**EXERCISE DETAILS:** Can you return, unchanged, the lines in the items below starting at the one containing "- caixas-label: Caixas: [672, 148, 722, 166]" and ending at the one containing "- shopper-green-icon: [194, 370, 242, 418]", with both of those lines included?

— begin MATERIAL SHOWN —

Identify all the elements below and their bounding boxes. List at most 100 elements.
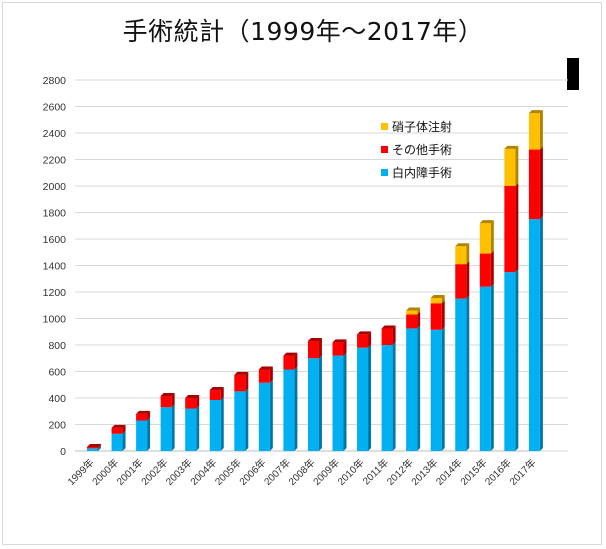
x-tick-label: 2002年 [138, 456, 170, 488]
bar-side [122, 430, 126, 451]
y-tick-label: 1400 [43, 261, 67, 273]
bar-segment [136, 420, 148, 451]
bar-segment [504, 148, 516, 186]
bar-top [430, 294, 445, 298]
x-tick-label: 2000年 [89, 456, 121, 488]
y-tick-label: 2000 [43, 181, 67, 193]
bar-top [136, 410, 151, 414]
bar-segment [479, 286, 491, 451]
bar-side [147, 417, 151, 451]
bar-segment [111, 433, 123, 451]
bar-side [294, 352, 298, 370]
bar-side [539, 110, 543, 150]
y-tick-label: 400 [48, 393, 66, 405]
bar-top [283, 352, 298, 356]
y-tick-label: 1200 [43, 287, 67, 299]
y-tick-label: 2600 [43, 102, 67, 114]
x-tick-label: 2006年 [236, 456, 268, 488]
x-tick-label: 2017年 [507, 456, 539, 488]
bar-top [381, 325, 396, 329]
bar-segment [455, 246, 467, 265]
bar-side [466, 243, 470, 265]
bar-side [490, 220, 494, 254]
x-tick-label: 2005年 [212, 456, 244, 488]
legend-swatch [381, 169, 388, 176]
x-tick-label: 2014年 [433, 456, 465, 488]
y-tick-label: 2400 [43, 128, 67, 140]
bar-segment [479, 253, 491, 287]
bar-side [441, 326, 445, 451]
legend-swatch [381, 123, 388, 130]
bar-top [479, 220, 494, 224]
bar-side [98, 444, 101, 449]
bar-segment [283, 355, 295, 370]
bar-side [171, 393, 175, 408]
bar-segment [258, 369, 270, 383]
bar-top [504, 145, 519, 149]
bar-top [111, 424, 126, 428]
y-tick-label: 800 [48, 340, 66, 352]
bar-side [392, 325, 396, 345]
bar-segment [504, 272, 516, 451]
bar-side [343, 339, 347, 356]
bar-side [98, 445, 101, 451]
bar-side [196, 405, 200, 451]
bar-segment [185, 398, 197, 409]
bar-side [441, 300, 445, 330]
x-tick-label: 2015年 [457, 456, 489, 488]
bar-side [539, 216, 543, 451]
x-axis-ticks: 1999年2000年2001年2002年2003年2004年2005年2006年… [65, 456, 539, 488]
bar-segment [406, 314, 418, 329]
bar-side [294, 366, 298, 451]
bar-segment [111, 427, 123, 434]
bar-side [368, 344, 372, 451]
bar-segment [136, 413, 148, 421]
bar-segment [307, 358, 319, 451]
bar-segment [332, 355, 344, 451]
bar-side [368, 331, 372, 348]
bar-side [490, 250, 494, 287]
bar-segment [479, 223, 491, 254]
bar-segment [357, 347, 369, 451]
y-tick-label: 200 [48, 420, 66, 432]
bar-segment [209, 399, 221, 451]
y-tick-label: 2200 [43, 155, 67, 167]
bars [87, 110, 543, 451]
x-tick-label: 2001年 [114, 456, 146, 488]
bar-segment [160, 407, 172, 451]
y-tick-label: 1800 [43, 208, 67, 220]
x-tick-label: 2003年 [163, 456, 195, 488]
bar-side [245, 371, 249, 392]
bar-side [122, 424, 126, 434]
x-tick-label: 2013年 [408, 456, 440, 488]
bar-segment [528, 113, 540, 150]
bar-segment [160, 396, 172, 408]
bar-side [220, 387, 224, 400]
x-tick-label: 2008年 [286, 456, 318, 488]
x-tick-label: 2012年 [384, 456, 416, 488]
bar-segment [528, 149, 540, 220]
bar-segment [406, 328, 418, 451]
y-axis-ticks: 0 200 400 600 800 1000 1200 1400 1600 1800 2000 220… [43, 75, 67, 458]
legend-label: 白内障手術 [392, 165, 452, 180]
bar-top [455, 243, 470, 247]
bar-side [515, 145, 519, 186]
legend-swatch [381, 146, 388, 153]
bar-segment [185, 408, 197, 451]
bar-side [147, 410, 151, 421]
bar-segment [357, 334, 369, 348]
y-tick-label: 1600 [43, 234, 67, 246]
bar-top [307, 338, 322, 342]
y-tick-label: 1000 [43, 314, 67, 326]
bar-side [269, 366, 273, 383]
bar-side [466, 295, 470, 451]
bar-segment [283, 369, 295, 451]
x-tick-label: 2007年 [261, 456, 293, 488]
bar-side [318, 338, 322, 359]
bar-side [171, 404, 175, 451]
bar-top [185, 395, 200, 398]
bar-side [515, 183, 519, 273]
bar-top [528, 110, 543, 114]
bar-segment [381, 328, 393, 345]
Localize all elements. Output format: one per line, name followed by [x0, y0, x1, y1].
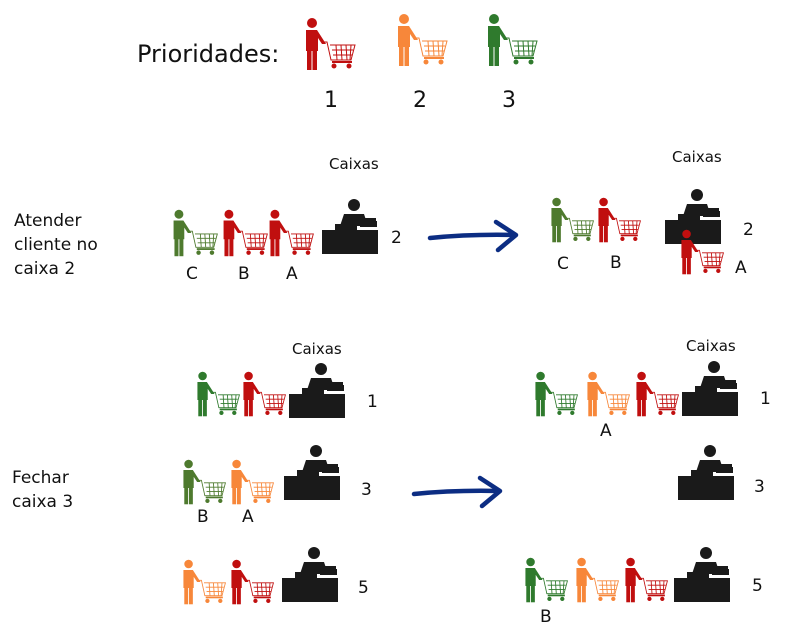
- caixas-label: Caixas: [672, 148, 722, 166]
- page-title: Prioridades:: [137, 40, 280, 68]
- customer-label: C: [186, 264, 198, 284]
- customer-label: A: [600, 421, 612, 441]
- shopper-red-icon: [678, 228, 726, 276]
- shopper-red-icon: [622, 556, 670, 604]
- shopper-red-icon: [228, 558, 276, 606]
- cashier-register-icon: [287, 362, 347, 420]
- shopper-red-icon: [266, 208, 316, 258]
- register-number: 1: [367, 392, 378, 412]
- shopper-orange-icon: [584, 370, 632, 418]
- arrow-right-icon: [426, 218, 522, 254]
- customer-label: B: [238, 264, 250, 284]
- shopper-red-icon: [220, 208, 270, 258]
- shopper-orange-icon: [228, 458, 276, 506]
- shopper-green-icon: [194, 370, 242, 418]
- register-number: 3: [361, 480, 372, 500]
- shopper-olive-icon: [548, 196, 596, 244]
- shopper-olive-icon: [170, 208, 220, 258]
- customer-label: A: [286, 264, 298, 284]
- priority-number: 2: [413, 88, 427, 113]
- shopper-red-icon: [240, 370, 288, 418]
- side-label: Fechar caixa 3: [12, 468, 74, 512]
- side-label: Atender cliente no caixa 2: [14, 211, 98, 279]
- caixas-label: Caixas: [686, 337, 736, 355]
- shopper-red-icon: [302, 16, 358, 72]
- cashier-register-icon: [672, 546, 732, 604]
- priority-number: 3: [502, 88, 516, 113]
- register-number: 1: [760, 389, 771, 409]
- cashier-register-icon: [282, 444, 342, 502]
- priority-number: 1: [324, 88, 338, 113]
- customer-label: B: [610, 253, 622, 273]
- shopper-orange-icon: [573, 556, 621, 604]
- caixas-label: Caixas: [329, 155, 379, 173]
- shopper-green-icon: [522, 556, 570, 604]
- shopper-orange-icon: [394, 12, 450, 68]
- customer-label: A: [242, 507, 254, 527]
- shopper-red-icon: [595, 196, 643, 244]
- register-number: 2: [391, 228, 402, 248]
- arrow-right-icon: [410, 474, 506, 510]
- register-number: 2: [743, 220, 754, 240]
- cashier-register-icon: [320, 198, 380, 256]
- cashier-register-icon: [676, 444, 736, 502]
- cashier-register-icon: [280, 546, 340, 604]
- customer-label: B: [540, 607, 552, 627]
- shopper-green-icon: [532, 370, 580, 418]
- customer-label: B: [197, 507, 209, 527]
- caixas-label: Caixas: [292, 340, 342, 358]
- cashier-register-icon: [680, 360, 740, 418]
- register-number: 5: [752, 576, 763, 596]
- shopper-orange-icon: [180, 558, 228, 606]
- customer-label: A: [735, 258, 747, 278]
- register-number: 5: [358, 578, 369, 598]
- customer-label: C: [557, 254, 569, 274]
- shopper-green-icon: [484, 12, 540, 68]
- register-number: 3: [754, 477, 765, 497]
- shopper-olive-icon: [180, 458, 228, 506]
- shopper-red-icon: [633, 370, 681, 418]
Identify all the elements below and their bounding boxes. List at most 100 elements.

— end MATERIAL SHOWN —

**RESPONSE TO THE EXERCISE:**
- caixas-label: Caixas: [672, 148, 722, 166]
- page-title: Prioridades:: [137, 40, 280, 68]
- customer-label: C: [186, 264, 198, 284]
- customer-label: A: [600, 421, 612, 441]
- shopper-red-icon: [678, 228, 726, 276]
- shopper-red-icon: [622, 556, 670, 604]
- shopper-red-icon: [228, 558, 276, 606]
- cashier-register-icon: [287, 362, 347, 420]
- shopper-red-icon: [266, 208, 316, 258]
- register-number: 1: [367, 392, 378, 412]
- shopper-orange-icon: [584, 370, 632, 418]
- arrow-right-icon: [426, 218, 522, 254]
- customer-label: B: [238, 264, 250, 284]
- shopper-red-icon: [220, 208, 270, 258]
- shopper-orange-icon: [228, 458, 276, 506]
- shopper-green-icon: [194, 370, 242, 418]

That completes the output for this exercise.